• Dataset excerpts:
──────────────────────────────

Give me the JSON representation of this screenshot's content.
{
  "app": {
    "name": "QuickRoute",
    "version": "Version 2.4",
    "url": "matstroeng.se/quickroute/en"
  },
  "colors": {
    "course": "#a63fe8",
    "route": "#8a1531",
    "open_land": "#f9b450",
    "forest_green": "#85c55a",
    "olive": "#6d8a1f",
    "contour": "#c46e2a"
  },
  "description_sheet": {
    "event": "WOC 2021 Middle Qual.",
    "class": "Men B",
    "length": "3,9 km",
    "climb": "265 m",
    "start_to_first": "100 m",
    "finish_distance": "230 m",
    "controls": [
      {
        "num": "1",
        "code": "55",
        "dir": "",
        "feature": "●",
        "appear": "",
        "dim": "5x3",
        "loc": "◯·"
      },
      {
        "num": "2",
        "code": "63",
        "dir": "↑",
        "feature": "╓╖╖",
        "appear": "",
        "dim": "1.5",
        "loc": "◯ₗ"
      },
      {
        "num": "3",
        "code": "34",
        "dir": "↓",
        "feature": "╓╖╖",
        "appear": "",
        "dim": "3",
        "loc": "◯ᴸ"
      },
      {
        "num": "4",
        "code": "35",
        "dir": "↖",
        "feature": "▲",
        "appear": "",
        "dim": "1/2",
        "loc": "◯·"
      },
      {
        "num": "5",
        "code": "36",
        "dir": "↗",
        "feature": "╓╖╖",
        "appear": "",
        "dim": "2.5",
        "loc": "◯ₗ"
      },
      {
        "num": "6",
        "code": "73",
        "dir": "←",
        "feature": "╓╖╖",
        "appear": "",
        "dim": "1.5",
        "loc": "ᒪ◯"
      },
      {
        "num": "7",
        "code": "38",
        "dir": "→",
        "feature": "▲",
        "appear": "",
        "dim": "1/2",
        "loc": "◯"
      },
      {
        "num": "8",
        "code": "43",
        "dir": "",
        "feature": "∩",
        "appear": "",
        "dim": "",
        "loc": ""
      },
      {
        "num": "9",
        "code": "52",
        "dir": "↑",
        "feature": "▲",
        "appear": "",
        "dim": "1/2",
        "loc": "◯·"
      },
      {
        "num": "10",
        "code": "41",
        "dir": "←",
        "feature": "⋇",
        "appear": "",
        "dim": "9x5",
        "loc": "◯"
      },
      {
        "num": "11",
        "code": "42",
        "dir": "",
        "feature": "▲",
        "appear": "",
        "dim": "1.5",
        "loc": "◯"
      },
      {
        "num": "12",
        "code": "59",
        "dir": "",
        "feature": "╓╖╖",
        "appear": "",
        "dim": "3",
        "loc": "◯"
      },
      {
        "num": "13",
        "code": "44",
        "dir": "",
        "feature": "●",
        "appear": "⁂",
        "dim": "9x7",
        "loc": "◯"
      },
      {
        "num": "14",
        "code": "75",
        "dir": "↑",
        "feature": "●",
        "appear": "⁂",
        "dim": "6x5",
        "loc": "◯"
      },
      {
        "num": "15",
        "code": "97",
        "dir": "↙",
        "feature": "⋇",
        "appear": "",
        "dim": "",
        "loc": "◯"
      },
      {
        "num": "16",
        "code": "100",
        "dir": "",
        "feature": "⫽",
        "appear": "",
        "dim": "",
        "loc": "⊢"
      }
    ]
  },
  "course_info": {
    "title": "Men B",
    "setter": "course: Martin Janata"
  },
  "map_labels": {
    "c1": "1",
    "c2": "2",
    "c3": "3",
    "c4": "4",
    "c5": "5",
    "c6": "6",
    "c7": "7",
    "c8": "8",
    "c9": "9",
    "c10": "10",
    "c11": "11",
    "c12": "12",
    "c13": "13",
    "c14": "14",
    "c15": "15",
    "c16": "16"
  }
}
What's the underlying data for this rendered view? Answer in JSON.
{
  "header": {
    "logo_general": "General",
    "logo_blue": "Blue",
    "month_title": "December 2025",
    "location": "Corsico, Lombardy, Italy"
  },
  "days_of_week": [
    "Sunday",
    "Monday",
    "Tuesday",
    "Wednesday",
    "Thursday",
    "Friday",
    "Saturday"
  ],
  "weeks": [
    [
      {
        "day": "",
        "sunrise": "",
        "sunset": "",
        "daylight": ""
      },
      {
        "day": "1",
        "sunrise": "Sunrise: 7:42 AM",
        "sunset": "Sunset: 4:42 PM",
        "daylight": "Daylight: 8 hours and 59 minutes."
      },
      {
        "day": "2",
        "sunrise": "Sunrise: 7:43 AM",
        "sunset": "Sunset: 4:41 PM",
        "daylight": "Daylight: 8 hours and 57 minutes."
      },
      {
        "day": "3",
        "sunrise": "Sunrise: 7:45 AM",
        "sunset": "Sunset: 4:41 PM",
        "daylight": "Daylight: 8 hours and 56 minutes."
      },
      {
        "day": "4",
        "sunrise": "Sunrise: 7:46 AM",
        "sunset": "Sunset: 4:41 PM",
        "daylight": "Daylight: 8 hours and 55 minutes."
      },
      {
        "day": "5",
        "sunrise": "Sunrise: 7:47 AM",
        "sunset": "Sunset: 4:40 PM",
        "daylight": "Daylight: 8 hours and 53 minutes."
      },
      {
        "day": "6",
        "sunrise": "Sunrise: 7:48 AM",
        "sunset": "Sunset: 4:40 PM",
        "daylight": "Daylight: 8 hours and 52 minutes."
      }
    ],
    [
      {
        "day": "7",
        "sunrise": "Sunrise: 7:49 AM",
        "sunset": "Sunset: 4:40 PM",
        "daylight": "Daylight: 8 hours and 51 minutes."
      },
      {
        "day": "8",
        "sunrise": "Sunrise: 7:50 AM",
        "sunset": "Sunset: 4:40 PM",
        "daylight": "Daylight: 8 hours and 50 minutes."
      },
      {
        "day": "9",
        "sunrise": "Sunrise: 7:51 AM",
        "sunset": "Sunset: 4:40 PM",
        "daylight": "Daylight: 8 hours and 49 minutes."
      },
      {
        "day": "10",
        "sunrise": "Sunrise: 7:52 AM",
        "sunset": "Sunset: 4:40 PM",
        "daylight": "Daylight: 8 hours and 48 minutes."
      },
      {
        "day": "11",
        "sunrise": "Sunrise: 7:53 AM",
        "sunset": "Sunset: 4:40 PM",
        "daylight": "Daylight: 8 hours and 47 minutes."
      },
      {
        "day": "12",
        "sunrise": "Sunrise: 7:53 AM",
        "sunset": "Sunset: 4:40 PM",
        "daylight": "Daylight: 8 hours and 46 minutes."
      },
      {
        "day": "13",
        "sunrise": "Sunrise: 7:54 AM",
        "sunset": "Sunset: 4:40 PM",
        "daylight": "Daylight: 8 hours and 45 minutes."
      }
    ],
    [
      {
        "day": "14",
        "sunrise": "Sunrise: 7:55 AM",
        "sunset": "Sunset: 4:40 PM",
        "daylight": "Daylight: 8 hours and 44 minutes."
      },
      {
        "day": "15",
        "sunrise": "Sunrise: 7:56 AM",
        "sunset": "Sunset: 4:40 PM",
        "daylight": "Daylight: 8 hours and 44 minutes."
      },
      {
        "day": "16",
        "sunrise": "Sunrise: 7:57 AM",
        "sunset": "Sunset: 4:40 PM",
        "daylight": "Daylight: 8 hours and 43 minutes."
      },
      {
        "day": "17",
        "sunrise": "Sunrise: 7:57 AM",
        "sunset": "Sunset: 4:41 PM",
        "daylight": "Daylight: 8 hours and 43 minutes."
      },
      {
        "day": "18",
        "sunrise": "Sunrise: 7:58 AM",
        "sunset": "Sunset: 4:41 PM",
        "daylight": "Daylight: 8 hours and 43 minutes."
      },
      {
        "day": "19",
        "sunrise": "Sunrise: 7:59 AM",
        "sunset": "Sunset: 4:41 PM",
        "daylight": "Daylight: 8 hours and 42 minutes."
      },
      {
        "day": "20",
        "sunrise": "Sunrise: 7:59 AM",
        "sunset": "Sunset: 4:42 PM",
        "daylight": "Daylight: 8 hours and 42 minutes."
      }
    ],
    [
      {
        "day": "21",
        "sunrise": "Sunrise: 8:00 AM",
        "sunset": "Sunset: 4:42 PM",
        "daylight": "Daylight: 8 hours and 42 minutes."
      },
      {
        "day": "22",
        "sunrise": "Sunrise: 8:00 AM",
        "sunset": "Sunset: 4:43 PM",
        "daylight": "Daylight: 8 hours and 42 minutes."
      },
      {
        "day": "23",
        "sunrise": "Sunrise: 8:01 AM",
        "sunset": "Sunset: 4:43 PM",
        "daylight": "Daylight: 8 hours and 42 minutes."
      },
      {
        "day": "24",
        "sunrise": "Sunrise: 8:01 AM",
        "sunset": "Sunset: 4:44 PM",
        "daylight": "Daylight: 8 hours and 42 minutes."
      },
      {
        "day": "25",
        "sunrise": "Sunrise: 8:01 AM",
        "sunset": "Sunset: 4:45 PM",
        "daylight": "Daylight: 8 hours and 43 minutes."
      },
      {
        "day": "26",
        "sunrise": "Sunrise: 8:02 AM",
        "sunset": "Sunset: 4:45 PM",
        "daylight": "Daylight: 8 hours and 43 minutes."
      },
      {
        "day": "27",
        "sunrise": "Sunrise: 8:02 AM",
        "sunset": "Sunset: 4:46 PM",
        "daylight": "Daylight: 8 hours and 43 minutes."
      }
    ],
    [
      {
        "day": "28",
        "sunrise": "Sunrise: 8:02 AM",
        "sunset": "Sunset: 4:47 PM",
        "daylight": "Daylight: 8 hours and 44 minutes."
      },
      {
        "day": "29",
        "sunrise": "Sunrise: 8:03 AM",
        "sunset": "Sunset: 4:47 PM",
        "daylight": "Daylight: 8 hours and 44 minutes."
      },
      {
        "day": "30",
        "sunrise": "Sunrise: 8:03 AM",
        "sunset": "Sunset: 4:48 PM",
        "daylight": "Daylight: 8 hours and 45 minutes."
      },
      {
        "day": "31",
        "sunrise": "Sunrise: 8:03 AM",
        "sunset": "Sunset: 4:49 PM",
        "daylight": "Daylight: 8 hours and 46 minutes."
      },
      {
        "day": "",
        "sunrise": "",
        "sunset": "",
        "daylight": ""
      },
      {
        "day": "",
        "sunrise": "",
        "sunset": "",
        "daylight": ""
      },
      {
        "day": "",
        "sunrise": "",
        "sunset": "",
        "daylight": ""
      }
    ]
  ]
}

──────────────────────────────

• EXERCISE:
List each line in the listing that contains the string "this".

• EXERCISE SOLUTION:
Give me the JSON representation of this screenshot's content.
What's the underlying data for this rendered view? Answer in JSON.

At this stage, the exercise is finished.